Problem statement: Copy out every line of the data exactly.

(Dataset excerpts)

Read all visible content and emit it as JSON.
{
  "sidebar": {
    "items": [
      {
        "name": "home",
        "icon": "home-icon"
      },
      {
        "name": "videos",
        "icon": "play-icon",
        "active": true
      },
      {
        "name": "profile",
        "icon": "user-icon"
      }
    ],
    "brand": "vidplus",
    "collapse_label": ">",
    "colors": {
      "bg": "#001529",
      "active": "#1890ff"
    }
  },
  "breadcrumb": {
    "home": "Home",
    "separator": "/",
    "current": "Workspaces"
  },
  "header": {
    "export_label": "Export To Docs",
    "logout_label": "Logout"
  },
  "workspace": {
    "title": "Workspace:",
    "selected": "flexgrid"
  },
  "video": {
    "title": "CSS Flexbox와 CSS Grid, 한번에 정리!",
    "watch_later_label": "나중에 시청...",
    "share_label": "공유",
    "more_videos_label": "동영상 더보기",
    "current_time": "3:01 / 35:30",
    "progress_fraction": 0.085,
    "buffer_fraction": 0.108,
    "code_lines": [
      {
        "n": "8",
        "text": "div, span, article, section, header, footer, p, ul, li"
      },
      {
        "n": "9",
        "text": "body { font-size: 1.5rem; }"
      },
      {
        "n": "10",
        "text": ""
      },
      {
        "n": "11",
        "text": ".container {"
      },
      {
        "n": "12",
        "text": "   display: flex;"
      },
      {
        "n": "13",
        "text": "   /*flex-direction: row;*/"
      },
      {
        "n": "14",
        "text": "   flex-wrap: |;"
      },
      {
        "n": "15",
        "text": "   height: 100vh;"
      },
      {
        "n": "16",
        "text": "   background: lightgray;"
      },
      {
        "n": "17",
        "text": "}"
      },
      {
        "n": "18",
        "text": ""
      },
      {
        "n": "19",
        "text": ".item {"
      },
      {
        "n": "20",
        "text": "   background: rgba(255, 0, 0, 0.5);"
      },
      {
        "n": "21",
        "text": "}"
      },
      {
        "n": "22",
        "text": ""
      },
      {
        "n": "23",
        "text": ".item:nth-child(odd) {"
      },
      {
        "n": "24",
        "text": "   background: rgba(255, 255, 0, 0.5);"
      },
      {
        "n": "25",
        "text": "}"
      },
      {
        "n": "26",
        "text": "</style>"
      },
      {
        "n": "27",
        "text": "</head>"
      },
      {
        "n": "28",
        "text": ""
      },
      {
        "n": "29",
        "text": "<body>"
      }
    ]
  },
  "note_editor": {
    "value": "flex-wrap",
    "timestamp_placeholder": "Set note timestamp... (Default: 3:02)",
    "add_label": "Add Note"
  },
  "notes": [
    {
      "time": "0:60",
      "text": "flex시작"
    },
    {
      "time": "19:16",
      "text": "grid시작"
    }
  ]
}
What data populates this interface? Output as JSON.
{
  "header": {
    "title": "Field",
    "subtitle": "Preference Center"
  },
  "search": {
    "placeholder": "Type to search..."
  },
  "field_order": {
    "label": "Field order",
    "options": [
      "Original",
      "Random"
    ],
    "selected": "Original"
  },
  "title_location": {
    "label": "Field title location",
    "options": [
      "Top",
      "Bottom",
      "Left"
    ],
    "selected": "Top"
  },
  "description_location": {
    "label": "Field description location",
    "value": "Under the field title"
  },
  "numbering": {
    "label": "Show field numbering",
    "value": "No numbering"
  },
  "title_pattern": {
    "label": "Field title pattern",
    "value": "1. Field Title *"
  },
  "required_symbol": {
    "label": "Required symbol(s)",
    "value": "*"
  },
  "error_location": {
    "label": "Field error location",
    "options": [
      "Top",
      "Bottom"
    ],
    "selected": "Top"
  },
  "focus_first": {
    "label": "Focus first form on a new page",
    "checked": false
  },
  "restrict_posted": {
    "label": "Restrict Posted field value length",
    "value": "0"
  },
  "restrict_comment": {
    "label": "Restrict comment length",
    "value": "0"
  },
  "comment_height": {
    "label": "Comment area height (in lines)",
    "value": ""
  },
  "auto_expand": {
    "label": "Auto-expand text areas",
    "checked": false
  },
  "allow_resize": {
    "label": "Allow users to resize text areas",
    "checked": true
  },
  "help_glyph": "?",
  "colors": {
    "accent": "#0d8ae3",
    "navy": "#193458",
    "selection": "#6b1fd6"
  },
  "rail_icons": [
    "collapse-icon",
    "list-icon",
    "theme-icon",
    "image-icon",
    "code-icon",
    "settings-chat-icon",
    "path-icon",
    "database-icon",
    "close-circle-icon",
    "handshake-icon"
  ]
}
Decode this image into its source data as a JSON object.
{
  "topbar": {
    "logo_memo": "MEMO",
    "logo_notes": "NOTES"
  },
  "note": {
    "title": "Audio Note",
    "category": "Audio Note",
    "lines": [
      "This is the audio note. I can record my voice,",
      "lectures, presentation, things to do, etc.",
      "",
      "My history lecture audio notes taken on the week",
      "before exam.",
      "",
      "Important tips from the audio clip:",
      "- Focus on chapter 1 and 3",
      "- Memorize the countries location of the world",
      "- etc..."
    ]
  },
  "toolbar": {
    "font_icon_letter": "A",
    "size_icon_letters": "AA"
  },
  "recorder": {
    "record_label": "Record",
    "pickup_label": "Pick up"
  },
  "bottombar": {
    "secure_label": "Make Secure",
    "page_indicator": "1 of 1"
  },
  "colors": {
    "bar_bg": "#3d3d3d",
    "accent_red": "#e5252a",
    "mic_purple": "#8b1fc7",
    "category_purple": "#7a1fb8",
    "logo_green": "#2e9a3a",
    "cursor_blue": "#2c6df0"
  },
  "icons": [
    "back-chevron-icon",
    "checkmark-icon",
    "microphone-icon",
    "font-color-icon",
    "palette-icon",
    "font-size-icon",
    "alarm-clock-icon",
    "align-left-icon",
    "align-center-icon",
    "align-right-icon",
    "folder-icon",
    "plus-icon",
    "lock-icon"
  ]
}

Output of the task:
Read all visible content and emit it as JSON.
{
  "sidebar": {
    "items": [
      {
        "name": "home",
        "icon": "home-icon"
      },
      {
        "name": "videos",
        "icon": "play-icon",
        "active": true
      },
      {
        "name": "profile",
        "icon": "user-icon"
      }
    ],
    "brand": "vidplus",
    "collapse_label": ">",
    "colors": {
      "bg": "#001529",
      "active": "#1890ff"
    }
  },
  "breadcrumb": {
    "home": "Home",
    "separator": "/",
    "current": "Workspaces"
  },
  "header": {
    "export_label": "Export To Docs",
    "logout_label": "Logout"
  },
  "workspace": {
    "title": "Workspace:",
    "selected": "flexgrid"
  },
  "video": {
    "title": "CSS Flexbox와 CSS Grid, 한번에 정리!",
    "watch_later_label": "나중에 시청...",
    "share_label": "공유",
    "more_videos_label": "동영상 더보기",
    "current_time": "3:01 / 35:30",
    "progress_fraction": 0.085,
    "buffer_fraction": 0.108,
    "code_lines": [
      {
        "n": "8",
        "text": "div, span, article, section, header, footer, p, ul, li"
      },
      {
        "n": "9",
        "text": "body { font-size: 1.5rem; }"
      },
      {
        "n": "10",
        "text": ""
      },
      {
        "n": "11",
        "text": ".container {"
      },
      {
        "n": "12",
        "text": "   display: flex;"
      },
      {
        "n": "13",
        "text": "   /*flex-direction: row;*/"
      },
      {
        "n": "14",
        "text": "   flex-wrap: |;"
      },
      {
        "n": "15",
        "text": "   height: 100vh;"
      },
      {
        "n": "16",
        "text": "   background: lightgray;"
      },
      {
        "n": "17",
        "text": "}"
      },
      {
        "n": "18",
        "text": ""
      },
      {
        "n": "19",
        "text": ".item {"
      },
      {
        "n": "20",
        "text": "   background: rgba(255, 0, 0, 0.5);"
      },
      {
        "n": "21",
        "text": "}"
      },
      {
        "n": "22",
        "text": ""
      },
      {
        "n": "23",
        "text": ".item:nth-child(odd) {"
      },
      {
        "n": "24",
        "text": "   background: rgba(255, 255, 0, 0.5);"
      },
      {
        "n": "25",
        "text": "}"
      },
      {
        "n": "26",
        "text": "</style>"
      },
      {
        "n": "27",
        "text": "</head>"
      },
      {
        "n": "28",
        "text": ""
      },
      {
        "n": "29",
        "text": "<body>"
      }
    ]
  },
  "note_editor": {
    "value": "flex-wrap",
    "timestamp_placeholder": "Set note timestamp... (Default: 3:02)",
    "add_label": "Add Note"
  },
  "notes": [
    {
      "time": "0:60",
      "text": "flex시작"
    },
    {
      "time": "19:16",
      "text": "grid시작"
    }
  ]
}
What data populates this interface? Output as JSON.
{
  "header": {
    "title": "Field",
    "subtitle": "Preference Center"
  },
  "search": {
    "placeholder": "Type to search..."
  },
  "field_order": {
    "label": "Field order",
    "options": [
      "Original",
      "Random"
    ],
    "selected": "Original"
  },
  "title_location": {
    "label": "Field title location",
    "options": [
      "Top",
      "Bottom",
      "Left"
    ],
    "selected": "Top"
  },
  "description_location": {
    "label": "Field description location",
    "value": "Under the field title"
  },
  "numbering": {
    "label": "Show field numbering",
    "value": "No numbering"
  },
  "title_pattern": {
    "label": "Field title pattern",
    "value": "1. Field Title *"
  },
  "required_symbol": {
    "label": "Required symbol(s)",
    "value": "*"
  },
  "error_location": {
    "label": "Field error location",
    "options": [
      "Top",
      "Bottom"
    ],
    "selected": "Top"
  },
  "focus_first": {
    "label": "Focus first form on a new page",
    "checked": false
  },
  "restrict_posted": {
    "label": "Restrict Posted field value length",
    "value": "0"
  },
  "restrict_comment": {
    "label": "Restrict comment length",
    "value": "0"
  },
  "comment_height": {
    "label": "Comment area height (in lines)",
    "value": ""
  },
  "auto_expand": {
    "label": "Auto-expand text areas",
    "checked": false
  },
  "allow_resize": {
    "label": "Allow users to resize text areas",
    "checked": true
  },
  "help_glyph": "?",
  "colors": {
    "accent": "#0d8ae3",
    "navy": "#193458",
    "selection": "#6b1fd6"
  },
  "rail_icons": [
    "collapse-icon",
    "list-icon",
    "theme-icon",
    "image-icon",
    "code-icon",
    "settings-chat-icon",
    "path-icon",
    "database-icon",
    "close-circle-icon",
    "handshake-icon"
  ]
}
Decode this image into its source data as a JSON object.
{
  "topbar": {
    "logo_memo": "MEMO",
    "logo_notes": "NOTES"
  },
  "note": {
    "title": "Audio Note",
    "category": "Audio Note",
    "lines": [
      "This is the audio note. I can record my voice,",
      "lectures, presentation, things to do, etc.",
      "",
      "My history lecture audio notes taken on the week",
      "before exam.",
      "",
      "Important tips from the audio clip:",
      "- Focus on chapter 1 and 3",
      "- Memorize the countries location of the world",
      "- etc..."
    ]
  },
  "toolbar": {
    "font_icon_letter": "A",
    "size_icon_letters": "AA"
  },
  "recorder": {
    "record_label": "Record",
    "pickup_label": "Pick up"
  },
  "bottombar": {
    "secure_label": "Make Secure",
    "page_indicator": "1 of 1"
  },
  "colors": {
    "bar_bg": "#3d3d3d",
    "accent_red": "#e5252a",
    "mic_purple": "#8b1fc7",
    "category_purple": "#7a1fb8",
    "logo_green": "#2e9a3a",
    "cursor_blue": "#2c6df0"
  },
  "icons": [
    "back-chevron-icon",
    "checkmark-icon",
    "microphone-icon",
    "font-color-icon",
    "palette-icon",
    "font-size-icon",
    "alarm-clock-icon",
    "align-left-icon",
    "align-center-icon",
    "align-right-icon",
    "folder-icon",
    "plus-icon",
    "lock-icon"
  ]
}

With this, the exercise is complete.